Passage provided =>
Strategy flipped its Bitcoin accumulation switch back on, purchasing $330 million worth of BTC last week. The headline number matters, but the more revealing signal is how the company is financing the machine: its variable‑rate preferred share, STRC, keeps acting like a cash valve the firm can open whenever market conditions allow.

The Tysons Corner, Virginia-based company added 4,871 BTC at an average price of $67,700, a level below where the asset traded on Monday. That brings its stash to nearly 767,000 BTC, valued around $53.3 billion. The firm paused buying the prior week—its first break after a 13‑week run that saw 90,831 BTC accumulated—before Executive Chairman Michael Saylor nudged sentiment with a succinct “Back to Work” post on Sunday.

Funding tells the real story. Last week, Strategy raised $227 million via STRC versus $72 million from common stock, and it has indicated it will issue more STRC when the preferred trades above its $100 par to keep pricing in line. That threshold held for four straight sessions last week, and in the prior month alone the company pulled in more than $1.5 billion through the dividend‑paying preferred. When the preferred stays bid, the issuance‑to‑BTC flywheel tends to hum.

Mark‑to‑market volatility continues to cut the other way on reported results. The company said the value of its Bitcoin holdings fell by $14.46 billion in Q1 2026, exceeding the $12.4 billion loss booked in the fourth quarter of last year. As of Monday, the position sat roughly $4.9 billion underwater with a long‑term average purchase price near $75,600 per BTC since 2020.

Source material =>
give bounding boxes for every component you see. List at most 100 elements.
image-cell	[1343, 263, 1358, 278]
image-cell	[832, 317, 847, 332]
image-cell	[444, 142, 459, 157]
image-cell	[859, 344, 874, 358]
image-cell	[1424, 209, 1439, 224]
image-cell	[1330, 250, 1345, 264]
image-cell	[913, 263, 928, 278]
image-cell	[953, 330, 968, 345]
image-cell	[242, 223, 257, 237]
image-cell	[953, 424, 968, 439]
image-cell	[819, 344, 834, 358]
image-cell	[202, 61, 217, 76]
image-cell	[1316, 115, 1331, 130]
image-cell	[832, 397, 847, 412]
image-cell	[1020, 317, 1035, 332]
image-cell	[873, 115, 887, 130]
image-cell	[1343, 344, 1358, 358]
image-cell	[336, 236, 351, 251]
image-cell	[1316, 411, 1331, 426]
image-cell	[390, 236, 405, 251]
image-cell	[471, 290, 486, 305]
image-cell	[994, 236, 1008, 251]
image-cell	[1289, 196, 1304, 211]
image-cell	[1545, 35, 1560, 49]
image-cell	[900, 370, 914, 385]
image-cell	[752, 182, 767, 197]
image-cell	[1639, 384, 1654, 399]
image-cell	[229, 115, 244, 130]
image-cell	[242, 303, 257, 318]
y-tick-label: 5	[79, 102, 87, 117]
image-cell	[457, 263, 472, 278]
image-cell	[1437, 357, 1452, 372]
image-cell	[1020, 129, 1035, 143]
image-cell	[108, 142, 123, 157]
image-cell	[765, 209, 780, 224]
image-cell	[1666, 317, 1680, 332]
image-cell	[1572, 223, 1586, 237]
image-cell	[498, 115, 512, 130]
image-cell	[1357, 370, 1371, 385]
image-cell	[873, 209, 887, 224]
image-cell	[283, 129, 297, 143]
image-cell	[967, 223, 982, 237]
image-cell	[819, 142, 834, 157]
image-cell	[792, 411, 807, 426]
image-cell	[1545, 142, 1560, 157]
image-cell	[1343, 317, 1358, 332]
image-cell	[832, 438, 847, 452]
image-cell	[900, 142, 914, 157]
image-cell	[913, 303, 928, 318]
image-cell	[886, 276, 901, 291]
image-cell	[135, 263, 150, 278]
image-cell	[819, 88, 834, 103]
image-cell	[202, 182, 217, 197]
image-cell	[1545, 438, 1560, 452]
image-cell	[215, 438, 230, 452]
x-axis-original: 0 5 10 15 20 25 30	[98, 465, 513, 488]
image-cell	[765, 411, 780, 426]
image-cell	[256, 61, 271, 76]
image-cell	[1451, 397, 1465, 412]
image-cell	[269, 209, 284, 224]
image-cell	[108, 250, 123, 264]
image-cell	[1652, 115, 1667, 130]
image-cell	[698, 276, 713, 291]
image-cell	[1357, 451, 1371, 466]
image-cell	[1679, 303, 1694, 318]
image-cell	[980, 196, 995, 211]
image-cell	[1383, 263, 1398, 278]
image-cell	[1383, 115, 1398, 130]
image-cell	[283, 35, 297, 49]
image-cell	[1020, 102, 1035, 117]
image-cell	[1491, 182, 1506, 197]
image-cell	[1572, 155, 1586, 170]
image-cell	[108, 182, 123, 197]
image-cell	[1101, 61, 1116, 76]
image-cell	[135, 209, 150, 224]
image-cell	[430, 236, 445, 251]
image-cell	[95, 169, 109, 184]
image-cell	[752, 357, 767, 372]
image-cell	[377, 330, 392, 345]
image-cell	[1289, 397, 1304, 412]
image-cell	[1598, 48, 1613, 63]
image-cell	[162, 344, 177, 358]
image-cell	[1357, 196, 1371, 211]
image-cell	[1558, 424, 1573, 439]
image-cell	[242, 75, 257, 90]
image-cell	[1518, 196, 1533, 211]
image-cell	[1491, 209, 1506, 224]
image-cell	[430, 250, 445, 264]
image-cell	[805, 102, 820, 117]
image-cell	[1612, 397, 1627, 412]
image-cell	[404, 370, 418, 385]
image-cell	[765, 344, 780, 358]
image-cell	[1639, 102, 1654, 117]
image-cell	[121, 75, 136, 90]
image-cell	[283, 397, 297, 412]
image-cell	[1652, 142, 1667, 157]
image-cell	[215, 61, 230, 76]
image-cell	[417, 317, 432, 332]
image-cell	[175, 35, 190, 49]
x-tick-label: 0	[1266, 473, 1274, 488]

Tasks to carry out =>
1/ In the Strategy article, reproduce the words from "Strategy flipped its" to "post on Sunday.".
2/ According to the Strategy article, how much money did the company raise through STRC last week?
3/ Summarize the Strategy article in two sentences.

Solutions for each task =>
1/
Strategy flipped its Bitcoin accumulation switch back on, purchasing $330 million worth of BTC last week. The headline number matters, but the more revealing signal is how the company is financing the machine: its variable‑rate preferred share, STRC, keeps acting like a cash valve the firm can open whenever market conditions allow.

The Tysons Corner, Virginia-based company added 4,871 BTC at an average price of $67,700, a level below where the asset traded on Monday. That brings its stash to nearly 767,000 BTC, valued around $53.3 billion. The firm paused buying the prior week—its first break after a 13‑week run that saw 90,831 BTC accumulated—before Executive Chairman Michael Saylor nudged sentiment with a succinct “Back to Work” post on Sunday.

2/ $227 million.

3/ Strategy bought 4,871 BTC for $330 million last week, bringing its holdings to nearly 767,000 BTC, and it funded most of the purchase with $227 million from its STRC preferred share rather than common stock. Its Bitcoin holdings still lost $14.46 billion in value in Q1 2026, and as of Monday the position was about $4.9 billion underwater.